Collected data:

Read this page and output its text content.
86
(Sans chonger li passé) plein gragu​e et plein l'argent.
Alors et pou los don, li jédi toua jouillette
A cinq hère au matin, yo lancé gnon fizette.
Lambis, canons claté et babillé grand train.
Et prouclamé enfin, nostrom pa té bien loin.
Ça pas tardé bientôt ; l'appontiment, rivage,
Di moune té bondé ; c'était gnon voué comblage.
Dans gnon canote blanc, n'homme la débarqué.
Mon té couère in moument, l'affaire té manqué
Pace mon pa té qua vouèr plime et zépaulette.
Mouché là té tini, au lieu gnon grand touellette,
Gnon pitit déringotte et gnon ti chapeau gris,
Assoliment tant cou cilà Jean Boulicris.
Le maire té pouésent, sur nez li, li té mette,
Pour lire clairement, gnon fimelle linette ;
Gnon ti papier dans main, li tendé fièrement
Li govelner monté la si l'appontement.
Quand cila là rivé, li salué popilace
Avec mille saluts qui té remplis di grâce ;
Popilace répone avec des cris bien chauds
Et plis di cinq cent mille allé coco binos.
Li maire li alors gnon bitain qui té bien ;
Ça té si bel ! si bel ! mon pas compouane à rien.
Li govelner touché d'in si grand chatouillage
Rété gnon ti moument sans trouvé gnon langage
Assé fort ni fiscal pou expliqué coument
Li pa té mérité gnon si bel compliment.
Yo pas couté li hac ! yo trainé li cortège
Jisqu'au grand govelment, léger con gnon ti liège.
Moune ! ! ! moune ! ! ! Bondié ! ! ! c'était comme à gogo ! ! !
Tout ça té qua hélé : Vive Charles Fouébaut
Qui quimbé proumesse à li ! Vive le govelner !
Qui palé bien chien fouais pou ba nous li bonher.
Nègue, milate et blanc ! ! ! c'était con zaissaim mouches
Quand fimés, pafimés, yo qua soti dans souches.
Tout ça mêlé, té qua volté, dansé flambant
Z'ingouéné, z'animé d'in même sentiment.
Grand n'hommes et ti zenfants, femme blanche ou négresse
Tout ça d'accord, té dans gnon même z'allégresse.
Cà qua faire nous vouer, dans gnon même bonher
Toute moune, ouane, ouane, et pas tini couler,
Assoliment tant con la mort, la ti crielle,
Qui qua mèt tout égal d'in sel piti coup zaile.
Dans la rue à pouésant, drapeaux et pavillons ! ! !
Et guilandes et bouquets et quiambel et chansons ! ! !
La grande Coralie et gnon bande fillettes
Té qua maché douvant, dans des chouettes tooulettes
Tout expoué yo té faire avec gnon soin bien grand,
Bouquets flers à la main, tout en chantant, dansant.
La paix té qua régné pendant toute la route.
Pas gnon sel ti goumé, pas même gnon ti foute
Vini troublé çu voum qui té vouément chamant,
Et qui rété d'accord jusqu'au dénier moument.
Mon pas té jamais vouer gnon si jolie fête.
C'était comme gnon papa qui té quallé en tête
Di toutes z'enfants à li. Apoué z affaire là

Problem to solve:
Each record above should be returned exactly as it appears.

Exercise result:
Read this page and output its text content.
86
(Sans chonger li passé) plein gragu​e et plein l'argent.
Alors et pou los don, li jédi toua jouillette
A cinq hère au matin, yo lancé gnon fizette.
Lambis, canons claté et babillé grand train.
Et prouclamé enfin, nostrom pa té bien loin.
Ça pas tardé bientôt ; l'appontiment, rivage,
Di moune té bondé ; c'était gnon voué comblage.
Dans gnon canote blanc, n'homme la débarqué.
Mon té couère in moument, l'affaire té manqué
Pace mon pa té qua vouèr plime et zépaulette.
Mouché là té tini, au lieu gnon grand touellette,
Gnon pitit déringotte et gnon ti chapeau gris,
Assoliment tant cou cilà Jean Boulicris.
Le maire té pouésent, sur nez li, li té mette,
Pour lire clairement, gnon fimelle linette ;
Gnon ti papier dans main, li tendé fièrement
Li govelner monté la si l'appontement.
Quand cila là rivé, li salué popilace
Avec mille saluts qui té remplis di grâce ;
Popilace répone avec des cris bien chauds
Et plis di cinq cent mille allé coco binos.
Li maire li alors gnon bitain qui té bien ;
Ça té si bel ! si bel ! mon pas compouane à rien.
Li govelner touché d'in si grand chatouillage
Rété gnon ti moument sans trouvé gnon langage
Assé fort ni fiscal pou expliqué coument
Li pa té mérité gnon si bel compliment.
Yo pas couté li hac ! yo trainé li cortège
Jisqu'au grand govelment, léger con gnon ti liège.
Moune ! ! ! moune ! ! ! Bondié ! ! ! c'était comme à gogo ! ! !
Tout ça té qua hélé : Vive Charles Fouébaut
Qui quimbé proumesse à li ! Vive le govelner !
Qui palé bien chien fouais pou ba nous li bonher.
Nègue, milate et blanc ! ! ! c'était con zaissaim mouches
Quand fimés, pafimés, yo qua soti dans souches.
Tout ça mêlé, té qua volté, dansé flambant
Z'ingouéné, z'animé d'in même sentiment.
Grand n'hommes et ti zenfants, femme blanche ou négresse
Tout ça d'accord, té dans gnon même z'allégresse.
Cà qua faire nous vouer, dans gnon même bonher
Toute moune, ouane, ouane, et pas tini couler,
Assoliment tant con la mort, la ti crielle,
Qui qua mèt tout égal d'in sel piti coup zaile.
Dans la rue à pouésant, drapeaux et pavillons ! ! !
Et guilandes et bouquets et quiambel et chansons ! ! !
La grande Coralie et gnon bande fillettes
Té qua maché douvant, dans des chouettes tooulettes
Tout expoué yo té faire avec gnon soin bien grand,
Bouquets flers à la main, tout en chantant, dansant.
La paix té qua régné pendant toute la route.
Pas gnon sel ti goumé, pas même gnon ti foute
Vini troublé çu voum qui té vouément chamant,
Et qui rété d'accord jusqu'au dénier moument.
Mon pas té jamais vouer gnon si jolie fête.
C'était comme gnon papa qui té quallé en tête
Di toutes z'enfants à li. Apoué z affaire là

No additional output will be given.